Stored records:
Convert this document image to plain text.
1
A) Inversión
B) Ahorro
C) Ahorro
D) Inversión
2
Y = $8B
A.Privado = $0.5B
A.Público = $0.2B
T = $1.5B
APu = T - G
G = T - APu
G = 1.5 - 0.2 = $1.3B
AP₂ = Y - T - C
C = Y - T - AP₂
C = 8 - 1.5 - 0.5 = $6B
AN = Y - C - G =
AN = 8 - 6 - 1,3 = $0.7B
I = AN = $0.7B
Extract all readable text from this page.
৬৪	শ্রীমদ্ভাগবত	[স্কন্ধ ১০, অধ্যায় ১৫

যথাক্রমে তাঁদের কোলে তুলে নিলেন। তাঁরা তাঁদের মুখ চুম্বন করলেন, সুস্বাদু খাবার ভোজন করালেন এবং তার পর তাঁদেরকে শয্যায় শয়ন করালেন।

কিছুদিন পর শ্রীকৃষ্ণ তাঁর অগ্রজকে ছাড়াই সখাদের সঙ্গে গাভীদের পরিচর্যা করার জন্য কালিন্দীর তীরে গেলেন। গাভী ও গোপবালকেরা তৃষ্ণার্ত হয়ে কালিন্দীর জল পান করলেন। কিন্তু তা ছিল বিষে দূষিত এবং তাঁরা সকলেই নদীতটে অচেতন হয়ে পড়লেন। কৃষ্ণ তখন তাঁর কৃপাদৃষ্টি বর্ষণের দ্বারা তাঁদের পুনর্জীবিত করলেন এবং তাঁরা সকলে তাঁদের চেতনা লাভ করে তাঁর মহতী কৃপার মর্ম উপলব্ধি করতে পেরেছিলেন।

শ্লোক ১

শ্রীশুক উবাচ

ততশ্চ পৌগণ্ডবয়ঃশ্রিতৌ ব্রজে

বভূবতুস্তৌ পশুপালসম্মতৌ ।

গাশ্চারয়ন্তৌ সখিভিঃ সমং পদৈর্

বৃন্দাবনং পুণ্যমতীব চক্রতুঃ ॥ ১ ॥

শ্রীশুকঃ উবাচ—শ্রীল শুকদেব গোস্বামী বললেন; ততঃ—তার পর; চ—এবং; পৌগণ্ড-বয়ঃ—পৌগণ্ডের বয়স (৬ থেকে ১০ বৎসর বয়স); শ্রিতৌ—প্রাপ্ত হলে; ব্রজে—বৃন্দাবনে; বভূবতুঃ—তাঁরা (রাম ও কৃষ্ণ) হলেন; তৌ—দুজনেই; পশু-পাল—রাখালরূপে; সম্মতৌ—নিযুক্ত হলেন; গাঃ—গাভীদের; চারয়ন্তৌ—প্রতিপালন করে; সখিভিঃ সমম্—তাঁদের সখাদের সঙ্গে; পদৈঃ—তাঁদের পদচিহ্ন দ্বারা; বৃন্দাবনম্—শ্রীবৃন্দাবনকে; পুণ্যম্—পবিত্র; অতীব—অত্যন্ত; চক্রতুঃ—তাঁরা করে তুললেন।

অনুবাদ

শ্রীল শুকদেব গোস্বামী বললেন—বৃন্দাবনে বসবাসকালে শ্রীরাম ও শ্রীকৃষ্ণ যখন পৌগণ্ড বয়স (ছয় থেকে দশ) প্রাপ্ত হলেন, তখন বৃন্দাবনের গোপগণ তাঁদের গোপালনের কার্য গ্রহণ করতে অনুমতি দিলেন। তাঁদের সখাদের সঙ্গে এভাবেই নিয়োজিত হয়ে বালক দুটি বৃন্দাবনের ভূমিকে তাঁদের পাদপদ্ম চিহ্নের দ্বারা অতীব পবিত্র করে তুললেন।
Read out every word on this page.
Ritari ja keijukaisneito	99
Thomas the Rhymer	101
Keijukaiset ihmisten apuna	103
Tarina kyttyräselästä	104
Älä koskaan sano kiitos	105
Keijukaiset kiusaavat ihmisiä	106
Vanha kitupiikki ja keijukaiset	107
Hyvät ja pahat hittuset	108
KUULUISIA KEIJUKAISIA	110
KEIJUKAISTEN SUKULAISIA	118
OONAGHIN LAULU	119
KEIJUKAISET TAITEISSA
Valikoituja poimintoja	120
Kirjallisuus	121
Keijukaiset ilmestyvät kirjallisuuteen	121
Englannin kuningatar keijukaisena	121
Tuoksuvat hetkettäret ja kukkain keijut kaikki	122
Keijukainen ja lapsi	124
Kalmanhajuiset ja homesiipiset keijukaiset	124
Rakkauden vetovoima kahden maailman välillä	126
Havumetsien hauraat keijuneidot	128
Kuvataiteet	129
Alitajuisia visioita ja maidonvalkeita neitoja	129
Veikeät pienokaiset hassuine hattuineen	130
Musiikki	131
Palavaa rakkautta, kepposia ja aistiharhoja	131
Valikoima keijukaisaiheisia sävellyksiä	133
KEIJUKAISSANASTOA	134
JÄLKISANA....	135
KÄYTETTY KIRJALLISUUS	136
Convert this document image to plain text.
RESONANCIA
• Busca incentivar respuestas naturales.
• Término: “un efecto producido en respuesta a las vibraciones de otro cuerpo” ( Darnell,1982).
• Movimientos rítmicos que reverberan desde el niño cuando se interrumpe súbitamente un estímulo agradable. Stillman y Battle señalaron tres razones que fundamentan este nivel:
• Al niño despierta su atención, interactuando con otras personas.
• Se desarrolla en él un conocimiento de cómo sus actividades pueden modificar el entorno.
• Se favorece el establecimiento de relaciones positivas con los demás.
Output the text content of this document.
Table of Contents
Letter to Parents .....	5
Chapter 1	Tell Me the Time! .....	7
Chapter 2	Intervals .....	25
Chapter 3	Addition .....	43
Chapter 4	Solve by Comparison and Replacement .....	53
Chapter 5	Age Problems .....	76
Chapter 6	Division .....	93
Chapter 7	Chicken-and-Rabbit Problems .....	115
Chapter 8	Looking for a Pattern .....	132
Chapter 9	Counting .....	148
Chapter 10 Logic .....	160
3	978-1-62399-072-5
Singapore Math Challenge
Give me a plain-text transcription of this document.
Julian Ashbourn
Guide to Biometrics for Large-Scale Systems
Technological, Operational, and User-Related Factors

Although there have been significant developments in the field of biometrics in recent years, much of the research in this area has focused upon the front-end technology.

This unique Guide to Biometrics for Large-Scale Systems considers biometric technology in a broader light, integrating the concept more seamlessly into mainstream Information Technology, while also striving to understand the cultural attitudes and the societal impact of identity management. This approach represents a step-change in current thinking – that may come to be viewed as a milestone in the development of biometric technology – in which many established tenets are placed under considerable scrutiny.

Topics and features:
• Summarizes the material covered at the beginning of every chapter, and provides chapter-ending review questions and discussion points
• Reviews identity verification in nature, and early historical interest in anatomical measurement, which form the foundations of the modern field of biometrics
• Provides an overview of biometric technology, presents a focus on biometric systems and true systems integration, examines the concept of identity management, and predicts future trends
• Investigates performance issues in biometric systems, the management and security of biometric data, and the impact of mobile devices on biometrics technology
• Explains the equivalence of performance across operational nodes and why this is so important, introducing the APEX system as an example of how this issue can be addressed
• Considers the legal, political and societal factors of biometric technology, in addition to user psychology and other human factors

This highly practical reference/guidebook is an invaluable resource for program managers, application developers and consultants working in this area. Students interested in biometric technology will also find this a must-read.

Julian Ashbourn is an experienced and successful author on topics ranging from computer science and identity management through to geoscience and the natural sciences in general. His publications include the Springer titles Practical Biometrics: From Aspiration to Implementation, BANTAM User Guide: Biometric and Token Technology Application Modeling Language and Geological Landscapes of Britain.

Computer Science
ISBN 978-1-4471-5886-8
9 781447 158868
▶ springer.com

### AIM
Copy every line above that includes the string "page".

### RESPONSE TO THIS TASK
Extract all readable text from this page.
Read out every word on this page.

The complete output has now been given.